═══ TASK DATA ═══

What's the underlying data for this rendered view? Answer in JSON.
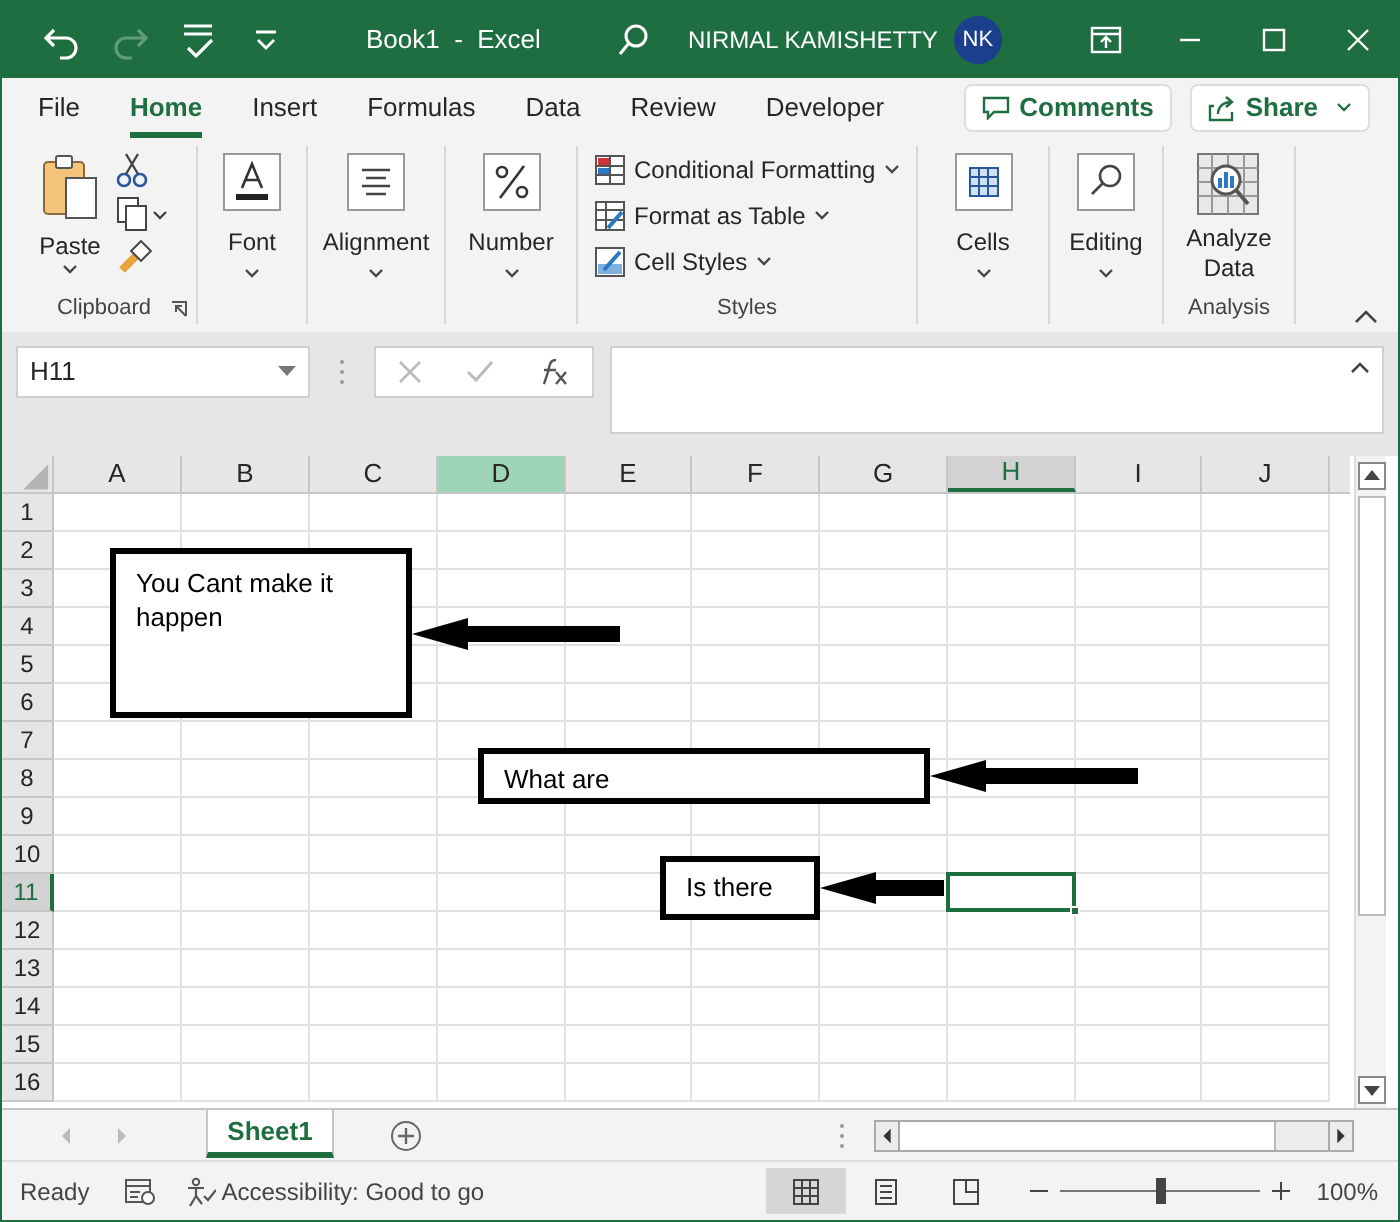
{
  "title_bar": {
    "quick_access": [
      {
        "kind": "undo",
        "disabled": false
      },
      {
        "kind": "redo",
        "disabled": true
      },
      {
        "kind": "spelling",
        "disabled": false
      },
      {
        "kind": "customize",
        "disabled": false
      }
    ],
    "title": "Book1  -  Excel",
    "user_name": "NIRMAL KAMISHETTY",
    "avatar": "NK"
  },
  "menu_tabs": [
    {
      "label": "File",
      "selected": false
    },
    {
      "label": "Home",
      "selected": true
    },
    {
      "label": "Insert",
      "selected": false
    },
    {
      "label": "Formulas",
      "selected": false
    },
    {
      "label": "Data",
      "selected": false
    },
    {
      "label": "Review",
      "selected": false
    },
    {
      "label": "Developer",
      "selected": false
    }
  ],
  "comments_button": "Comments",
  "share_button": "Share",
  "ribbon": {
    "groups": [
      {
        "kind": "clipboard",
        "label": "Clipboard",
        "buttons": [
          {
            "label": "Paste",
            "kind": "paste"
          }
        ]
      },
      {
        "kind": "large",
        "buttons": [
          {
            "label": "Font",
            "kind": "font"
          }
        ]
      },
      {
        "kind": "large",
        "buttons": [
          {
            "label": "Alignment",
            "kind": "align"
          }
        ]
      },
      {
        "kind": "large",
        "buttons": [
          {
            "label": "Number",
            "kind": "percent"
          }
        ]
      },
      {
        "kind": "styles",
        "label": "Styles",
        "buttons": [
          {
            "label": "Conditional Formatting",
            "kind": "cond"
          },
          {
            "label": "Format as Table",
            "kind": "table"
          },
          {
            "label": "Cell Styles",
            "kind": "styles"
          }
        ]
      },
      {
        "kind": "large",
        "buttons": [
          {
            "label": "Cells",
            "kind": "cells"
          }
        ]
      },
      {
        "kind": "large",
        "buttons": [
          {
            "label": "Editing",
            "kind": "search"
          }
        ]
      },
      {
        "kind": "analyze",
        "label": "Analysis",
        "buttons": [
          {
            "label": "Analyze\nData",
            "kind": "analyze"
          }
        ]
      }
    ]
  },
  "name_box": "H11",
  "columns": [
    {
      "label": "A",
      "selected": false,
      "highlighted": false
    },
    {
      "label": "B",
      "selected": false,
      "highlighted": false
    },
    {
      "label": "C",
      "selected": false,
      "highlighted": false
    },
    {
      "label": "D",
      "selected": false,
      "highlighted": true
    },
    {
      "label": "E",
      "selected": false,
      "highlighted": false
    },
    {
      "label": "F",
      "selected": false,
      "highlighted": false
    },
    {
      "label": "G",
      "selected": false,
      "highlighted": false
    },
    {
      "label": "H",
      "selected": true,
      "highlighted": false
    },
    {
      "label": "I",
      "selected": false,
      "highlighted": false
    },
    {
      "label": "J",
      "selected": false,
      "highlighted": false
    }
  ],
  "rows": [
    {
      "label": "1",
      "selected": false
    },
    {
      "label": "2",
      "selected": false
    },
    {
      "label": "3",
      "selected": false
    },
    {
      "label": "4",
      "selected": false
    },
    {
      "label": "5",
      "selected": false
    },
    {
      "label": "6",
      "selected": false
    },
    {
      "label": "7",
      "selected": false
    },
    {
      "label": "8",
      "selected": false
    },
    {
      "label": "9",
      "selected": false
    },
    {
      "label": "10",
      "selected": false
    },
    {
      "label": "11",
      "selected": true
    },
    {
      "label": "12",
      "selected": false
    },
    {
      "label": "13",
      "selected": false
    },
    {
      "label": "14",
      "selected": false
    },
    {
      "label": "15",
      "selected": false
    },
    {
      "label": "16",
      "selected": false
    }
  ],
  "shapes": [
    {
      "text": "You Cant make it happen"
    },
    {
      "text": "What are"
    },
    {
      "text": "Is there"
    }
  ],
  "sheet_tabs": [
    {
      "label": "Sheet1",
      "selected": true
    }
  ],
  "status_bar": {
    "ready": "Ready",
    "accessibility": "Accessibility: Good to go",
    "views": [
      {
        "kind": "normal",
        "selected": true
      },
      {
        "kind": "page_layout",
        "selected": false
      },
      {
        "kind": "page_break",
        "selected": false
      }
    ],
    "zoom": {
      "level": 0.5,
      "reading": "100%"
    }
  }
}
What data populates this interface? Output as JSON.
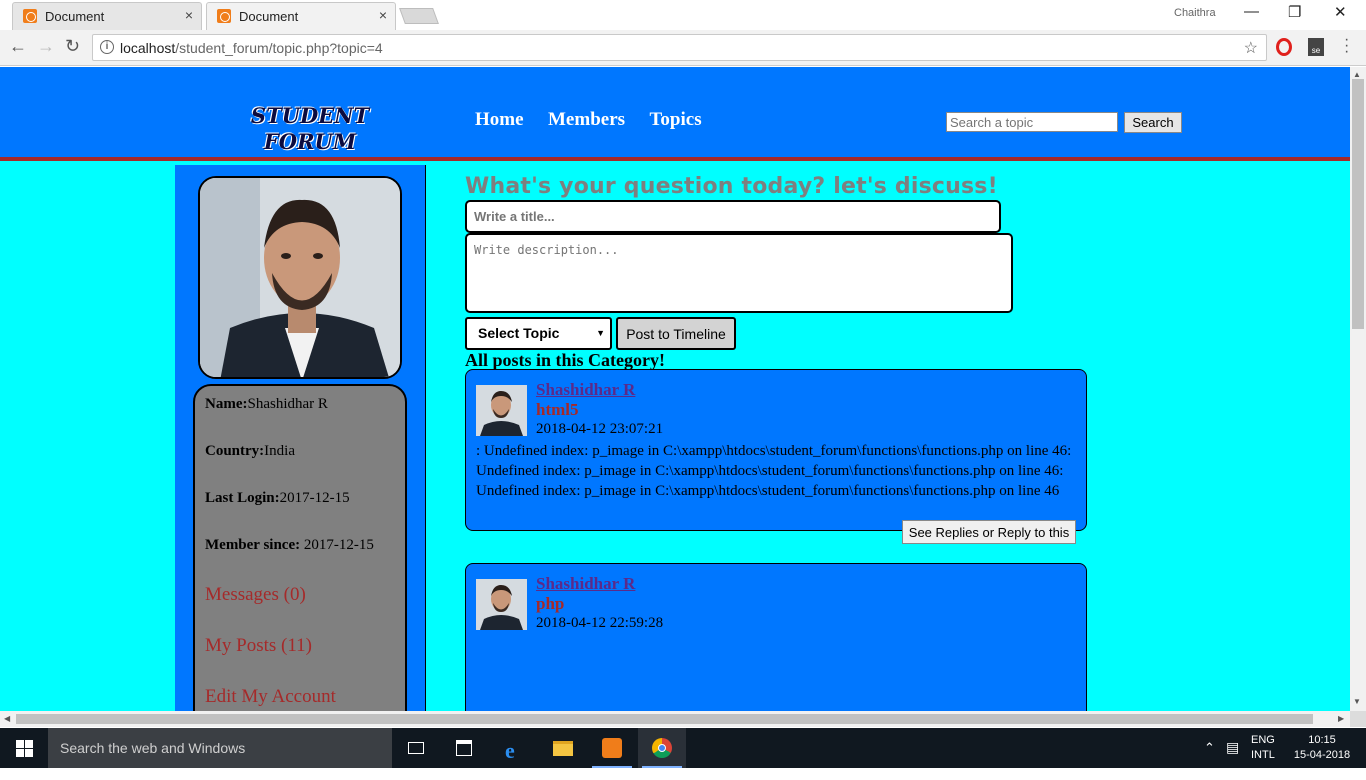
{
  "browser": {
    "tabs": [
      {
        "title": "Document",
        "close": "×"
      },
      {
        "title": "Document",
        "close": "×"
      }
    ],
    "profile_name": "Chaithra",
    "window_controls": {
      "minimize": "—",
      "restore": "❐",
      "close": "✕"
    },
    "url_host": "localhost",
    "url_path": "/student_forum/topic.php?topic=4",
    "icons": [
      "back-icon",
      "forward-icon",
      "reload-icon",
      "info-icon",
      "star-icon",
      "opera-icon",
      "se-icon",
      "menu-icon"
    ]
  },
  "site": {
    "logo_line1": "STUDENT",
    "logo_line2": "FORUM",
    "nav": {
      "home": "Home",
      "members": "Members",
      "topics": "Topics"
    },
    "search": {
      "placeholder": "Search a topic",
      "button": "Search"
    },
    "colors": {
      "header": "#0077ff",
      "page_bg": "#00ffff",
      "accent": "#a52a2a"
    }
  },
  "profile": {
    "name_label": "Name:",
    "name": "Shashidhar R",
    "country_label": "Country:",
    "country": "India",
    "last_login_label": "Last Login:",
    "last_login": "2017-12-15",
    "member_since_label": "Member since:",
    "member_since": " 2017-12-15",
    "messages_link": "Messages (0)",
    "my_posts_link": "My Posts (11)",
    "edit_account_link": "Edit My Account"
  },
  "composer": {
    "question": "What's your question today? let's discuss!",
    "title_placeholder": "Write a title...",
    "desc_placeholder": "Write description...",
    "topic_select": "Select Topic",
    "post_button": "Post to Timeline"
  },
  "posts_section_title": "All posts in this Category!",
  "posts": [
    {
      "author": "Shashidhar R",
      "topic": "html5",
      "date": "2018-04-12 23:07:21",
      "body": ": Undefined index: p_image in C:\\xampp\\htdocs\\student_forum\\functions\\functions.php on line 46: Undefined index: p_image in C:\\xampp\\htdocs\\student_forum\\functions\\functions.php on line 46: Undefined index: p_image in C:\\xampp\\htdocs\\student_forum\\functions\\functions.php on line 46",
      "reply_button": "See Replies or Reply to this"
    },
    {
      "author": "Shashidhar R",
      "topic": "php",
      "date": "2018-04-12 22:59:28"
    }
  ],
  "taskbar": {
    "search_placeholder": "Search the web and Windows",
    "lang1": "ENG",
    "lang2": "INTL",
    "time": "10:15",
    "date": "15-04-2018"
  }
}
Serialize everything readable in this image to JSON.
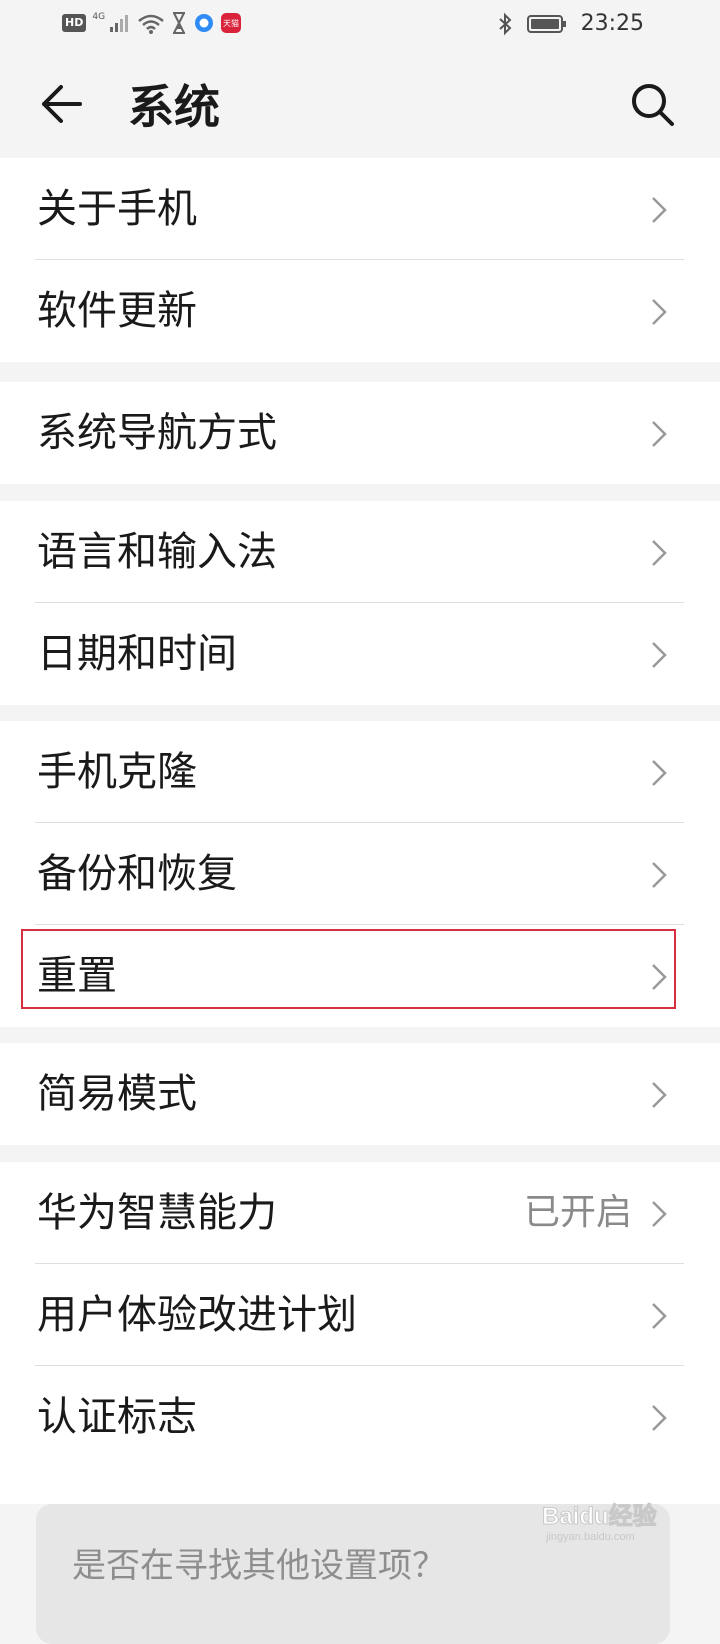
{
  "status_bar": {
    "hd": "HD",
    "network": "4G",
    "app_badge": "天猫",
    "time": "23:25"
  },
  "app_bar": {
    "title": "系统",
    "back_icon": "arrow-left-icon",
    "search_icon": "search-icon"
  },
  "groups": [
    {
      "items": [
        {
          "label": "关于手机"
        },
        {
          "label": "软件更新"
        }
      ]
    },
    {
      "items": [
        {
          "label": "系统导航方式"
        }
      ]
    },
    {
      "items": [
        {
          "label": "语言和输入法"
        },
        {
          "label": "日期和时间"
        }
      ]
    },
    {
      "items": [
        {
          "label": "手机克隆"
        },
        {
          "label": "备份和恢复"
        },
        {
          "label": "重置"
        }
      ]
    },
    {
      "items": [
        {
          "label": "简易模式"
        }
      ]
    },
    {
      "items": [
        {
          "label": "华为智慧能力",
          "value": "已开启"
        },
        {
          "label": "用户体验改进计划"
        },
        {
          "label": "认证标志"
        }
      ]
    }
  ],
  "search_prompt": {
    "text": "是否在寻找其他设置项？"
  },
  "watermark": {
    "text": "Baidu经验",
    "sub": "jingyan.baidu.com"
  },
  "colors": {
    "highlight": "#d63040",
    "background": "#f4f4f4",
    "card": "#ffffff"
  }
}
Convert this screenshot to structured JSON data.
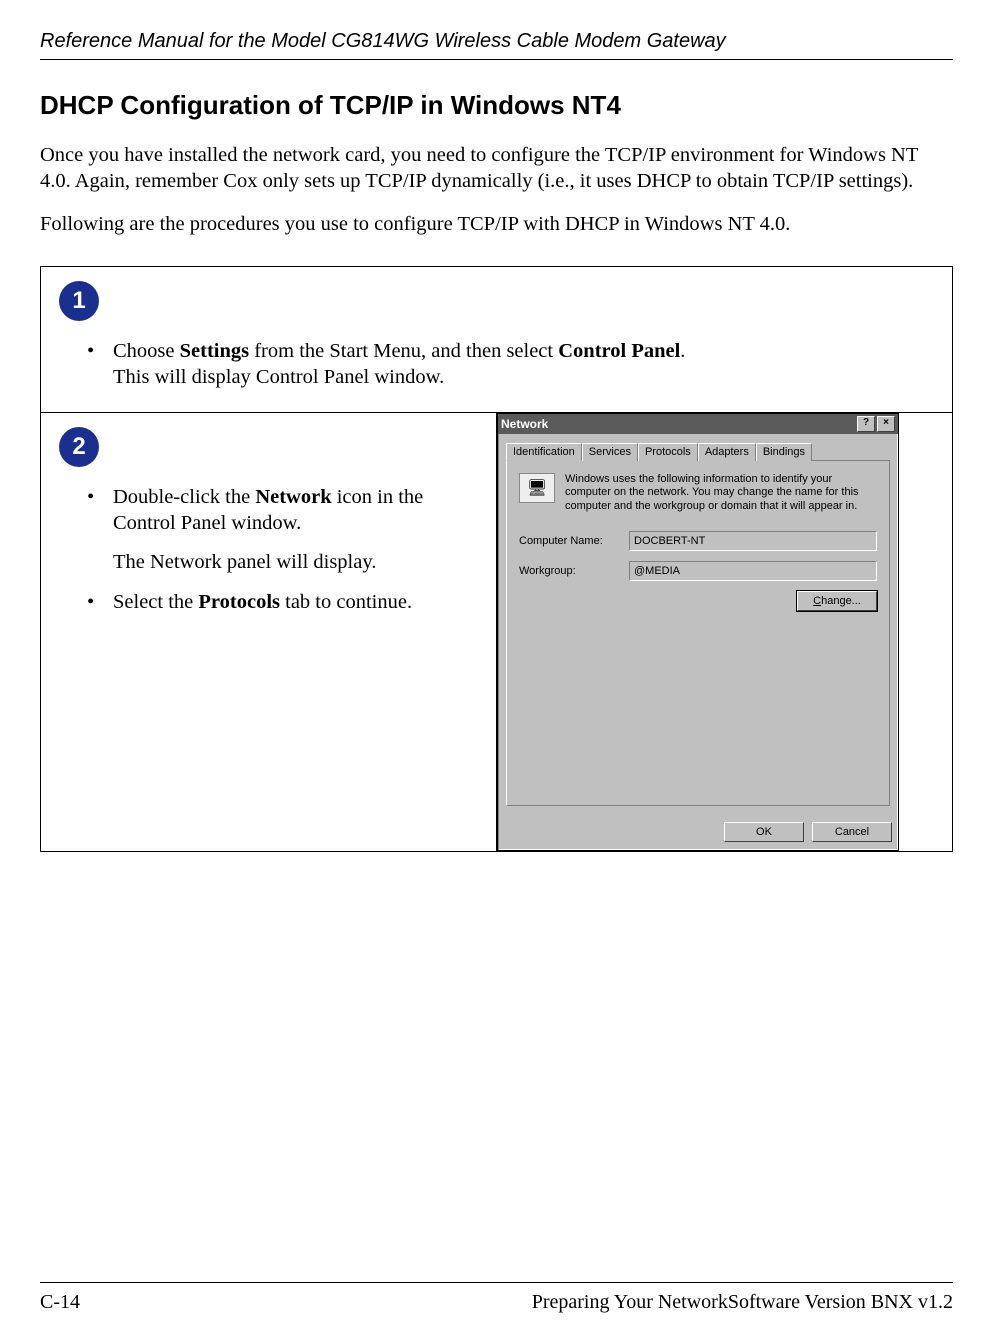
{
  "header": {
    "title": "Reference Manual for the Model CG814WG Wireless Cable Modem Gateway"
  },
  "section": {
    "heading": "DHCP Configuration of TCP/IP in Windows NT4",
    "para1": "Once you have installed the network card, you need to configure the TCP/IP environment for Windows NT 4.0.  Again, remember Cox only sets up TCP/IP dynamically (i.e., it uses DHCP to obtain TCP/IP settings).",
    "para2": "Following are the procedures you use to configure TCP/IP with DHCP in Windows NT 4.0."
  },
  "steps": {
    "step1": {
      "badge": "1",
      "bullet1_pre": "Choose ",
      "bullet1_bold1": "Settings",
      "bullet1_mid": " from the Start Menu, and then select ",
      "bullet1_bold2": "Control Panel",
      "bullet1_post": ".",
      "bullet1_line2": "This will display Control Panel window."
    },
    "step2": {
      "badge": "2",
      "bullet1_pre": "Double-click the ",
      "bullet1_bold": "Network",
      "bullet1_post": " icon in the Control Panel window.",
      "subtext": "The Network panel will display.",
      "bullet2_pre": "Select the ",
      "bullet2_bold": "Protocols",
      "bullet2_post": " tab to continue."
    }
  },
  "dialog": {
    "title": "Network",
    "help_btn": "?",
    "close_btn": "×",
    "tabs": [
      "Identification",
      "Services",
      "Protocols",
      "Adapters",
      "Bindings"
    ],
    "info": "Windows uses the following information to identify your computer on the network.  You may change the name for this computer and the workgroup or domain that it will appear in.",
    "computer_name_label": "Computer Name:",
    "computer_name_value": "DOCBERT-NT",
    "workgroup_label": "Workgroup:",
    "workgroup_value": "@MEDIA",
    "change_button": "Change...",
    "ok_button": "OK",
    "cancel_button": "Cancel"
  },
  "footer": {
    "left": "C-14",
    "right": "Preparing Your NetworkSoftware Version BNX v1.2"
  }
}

═══

EXERCISE -> Locate all lines in the listing above with the word "What". Copy them.

TASK SOLUTION ->
What's the underlying data for this rendered view? Answer in JSON.
      "text": "What are"
What data populates this interface? Output as JSON.
    "question": "What's your question today? let's discuss!",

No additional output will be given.